→ WRITTEN TASK: Sift the material for lines containing "quelques", and return them.

→ Stored items from a collection:
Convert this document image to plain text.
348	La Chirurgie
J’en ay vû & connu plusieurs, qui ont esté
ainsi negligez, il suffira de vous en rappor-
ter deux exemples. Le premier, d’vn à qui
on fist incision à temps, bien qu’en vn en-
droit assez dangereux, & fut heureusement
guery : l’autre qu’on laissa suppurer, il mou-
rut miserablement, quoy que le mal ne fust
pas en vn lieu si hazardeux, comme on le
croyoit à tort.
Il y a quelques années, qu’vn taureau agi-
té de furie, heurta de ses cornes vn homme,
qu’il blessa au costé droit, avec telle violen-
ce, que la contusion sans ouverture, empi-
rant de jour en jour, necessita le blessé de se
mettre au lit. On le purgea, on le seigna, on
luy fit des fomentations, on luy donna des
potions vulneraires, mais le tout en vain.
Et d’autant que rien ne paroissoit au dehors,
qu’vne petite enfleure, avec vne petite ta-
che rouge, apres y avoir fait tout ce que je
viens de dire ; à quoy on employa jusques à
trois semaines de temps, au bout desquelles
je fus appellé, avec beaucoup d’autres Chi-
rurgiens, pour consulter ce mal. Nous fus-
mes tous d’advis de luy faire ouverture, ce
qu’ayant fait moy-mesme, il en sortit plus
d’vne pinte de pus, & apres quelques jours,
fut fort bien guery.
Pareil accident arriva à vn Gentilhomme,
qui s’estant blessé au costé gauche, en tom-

...

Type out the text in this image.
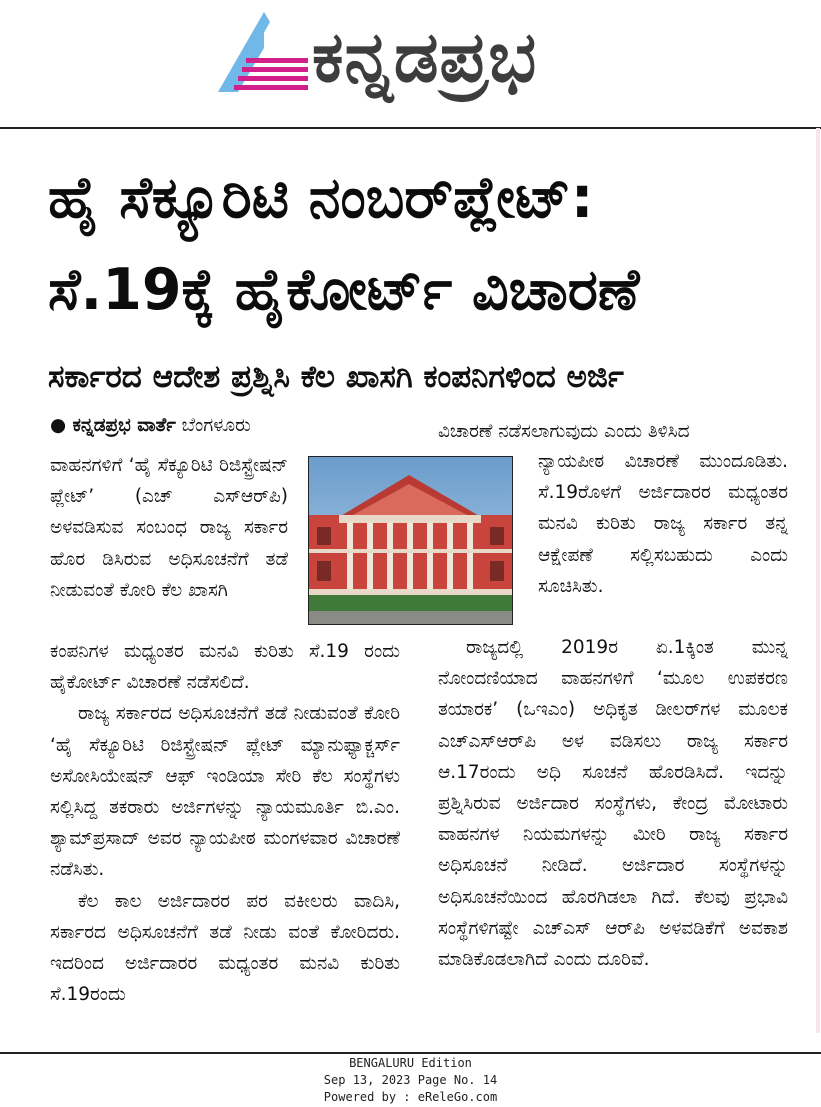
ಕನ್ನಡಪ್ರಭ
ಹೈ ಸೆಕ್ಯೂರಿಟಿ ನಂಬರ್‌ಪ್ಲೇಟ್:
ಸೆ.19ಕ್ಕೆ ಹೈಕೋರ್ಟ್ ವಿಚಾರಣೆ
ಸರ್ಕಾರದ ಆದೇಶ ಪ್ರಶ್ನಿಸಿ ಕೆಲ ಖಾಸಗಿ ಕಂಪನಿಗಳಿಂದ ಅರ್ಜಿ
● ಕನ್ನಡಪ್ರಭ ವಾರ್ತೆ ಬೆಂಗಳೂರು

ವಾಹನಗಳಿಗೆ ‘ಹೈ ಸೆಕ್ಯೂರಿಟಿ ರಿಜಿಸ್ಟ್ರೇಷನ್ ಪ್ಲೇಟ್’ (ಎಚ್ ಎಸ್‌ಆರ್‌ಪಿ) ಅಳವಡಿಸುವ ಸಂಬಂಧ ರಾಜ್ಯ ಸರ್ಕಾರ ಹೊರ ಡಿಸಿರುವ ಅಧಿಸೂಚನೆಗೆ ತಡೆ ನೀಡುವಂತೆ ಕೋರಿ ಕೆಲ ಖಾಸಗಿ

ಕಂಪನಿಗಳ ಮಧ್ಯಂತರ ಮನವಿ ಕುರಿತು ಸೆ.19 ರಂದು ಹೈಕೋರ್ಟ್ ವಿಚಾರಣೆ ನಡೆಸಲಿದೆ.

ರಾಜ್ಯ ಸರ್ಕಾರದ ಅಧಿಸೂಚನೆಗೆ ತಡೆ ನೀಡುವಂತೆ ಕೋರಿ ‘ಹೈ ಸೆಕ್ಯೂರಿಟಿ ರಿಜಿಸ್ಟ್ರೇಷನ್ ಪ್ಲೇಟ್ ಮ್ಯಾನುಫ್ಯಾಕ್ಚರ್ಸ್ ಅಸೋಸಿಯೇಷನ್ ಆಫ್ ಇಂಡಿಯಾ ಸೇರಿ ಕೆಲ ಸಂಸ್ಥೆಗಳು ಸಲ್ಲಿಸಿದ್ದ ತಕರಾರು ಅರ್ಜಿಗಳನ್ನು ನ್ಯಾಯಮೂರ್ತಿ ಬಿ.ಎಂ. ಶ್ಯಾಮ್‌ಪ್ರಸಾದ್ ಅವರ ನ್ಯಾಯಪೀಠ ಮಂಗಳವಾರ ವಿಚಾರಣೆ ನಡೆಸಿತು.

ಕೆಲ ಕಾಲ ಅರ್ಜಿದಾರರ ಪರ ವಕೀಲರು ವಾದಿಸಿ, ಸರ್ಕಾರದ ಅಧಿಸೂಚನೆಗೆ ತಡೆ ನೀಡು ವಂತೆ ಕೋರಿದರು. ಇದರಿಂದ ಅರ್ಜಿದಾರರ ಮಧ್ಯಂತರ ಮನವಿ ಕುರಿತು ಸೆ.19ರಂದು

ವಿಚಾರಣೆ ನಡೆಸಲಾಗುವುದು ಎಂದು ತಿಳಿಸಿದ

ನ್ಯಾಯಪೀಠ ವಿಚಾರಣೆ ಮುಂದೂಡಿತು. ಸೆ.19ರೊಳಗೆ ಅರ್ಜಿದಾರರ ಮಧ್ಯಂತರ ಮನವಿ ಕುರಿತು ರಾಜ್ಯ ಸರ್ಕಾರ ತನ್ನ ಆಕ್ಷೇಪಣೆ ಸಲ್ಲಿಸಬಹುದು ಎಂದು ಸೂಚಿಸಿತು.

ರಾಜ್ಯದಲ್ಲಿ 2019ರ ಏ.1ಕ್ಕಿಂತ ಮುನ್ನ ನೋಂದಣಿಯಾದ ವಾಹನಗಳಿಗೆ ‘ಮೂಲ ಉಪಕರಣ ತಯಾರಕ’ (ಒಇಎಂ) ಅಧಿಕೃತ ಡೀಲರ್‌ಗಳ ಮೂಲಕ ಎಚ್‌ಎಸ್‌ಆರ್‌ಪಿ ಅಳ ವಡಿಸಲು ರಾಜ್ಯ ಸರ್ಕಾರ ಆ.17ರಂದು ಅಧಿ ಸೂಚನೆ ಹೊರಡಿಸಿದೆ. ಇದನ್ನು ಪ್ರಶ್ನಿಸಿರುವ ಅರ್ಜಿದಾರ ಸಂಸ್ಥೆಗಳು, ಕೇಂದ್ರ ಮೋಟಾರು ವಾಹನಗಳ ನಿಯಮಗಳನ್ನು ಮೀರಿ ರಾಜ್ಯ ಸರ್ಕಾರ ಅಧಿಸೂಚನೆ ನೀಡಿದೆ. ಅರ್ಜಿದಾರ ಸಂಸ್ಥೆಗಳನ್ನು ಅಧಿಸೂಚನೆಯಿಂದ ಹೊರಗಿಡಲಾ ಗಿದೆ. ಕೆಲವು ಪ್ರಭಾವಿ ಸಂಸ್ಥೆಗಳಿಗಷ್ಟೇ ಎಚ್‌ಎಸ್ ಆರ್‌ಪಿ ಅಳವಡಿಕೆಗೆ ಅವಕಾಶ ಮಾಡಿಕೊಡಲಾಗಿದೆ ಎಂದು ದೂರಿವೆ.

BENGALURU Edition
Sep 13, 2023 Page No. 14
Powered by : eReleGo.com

→ EXERCISE RESPONSE:
Il y a quelques années, qu’vn taureau agi-
d’vne pinte de pus, & apres quelques jours,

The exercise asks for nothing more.